** start of Available records **

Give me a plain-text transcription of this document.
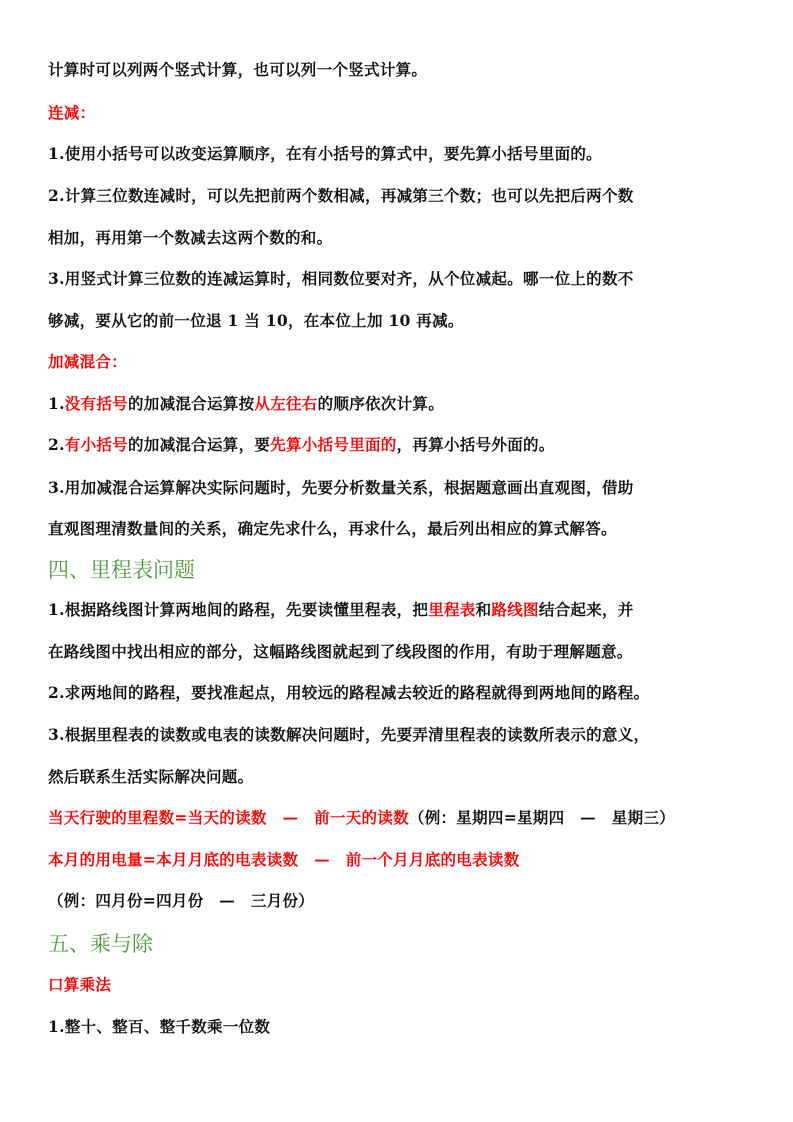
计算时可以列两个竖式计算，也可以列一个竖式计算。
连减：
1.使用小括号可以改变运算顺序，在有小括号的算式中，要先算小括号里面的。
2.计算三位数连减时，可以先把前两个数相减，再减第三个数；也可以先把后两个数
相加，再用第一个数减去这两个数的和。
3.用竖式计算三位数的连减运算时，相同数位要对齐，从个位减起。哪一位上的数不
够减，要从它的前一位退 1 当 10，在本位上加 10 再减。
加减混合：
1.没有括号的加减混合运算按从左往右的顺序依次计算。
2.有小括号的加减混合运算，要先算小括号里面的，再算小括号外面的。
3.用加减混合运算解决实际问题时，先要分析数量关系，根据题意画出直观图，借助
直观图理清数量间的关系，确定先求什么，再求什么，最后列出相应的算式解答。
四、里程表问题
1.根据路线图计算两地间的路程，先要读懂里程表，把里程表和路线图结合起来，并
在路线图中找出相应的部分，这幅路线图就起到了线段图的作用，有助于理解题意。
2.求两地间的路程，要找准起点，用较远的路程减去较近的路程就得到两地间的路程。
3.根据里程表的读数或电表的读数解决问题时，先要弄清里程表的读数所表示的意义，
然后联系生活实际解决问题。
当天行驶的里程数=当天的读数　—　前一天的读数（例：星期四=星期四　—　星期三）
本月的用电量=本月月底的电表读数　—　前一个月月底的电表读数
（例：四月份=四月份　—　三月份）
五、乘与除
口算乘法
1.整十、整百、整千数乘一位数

** end of Available records **

**Short problem**
Each entry above is to be written out again unchanged, apart from the pictures, which are left out.

**Solution below**
Give me a plain-text transcription of this document.
计算时可以列两个竖式计算，也可以列一个竖式计算。
连减：
1.使用小括号可以改变运算顺序，在有小括号的算式中，要先算小括号里面的。
2.计算三位数连减时，可以先把前两个数相减，再减第三个数；也可以先把后两个数
相加，再用第一个数减去这两个数的和。
3.用竖式计算三位数的连减运算时，相同数位要对齐，从个位减起。哪一位上的数不
够减，要从它的前一位退 1 当 10，在本位上加 10 再减。
加减混合：
1.没有括号的加减混合运算按从左往右的顺序依次计算。
2.有小括号的加减混合运算，要先算小括号里面的，再算小括号外面的。
3.用加减混合运算解决实际问题时，先要分析数量关系，根据题意画出直观图，借助
直观图理清数量间的关系，确定先求什么，再求什么，最后列出相应的算式解答。
四、里程表问题
1.根据路线图计算两地间的路程，先要读懂里程表，把里程表和路线图结合起来，并
在路线图中找出相应的部分，这幅路线图就起到了线段图的作用，有助于理解题意。
2.求两地间的路程，要找准起点，用较远的路程减去较近的路程就得到两地间的路程。
3.根据里程表的读数或电表的读数解决问题时，先要弄清里程表的读数所表示的意义，
然后联系生活实际解决问题。
当天行驶的里程数=当天的读数　—　前一天的读数（例：星期四=星期四　—　星期三）
本月的用电量=本月月底的电表读数　—　前一个月月底的电表读数
（例：四月份=四月份　—　三月份）
五、乘与除
口算乘法
1.整十、整百、整千数乘一位数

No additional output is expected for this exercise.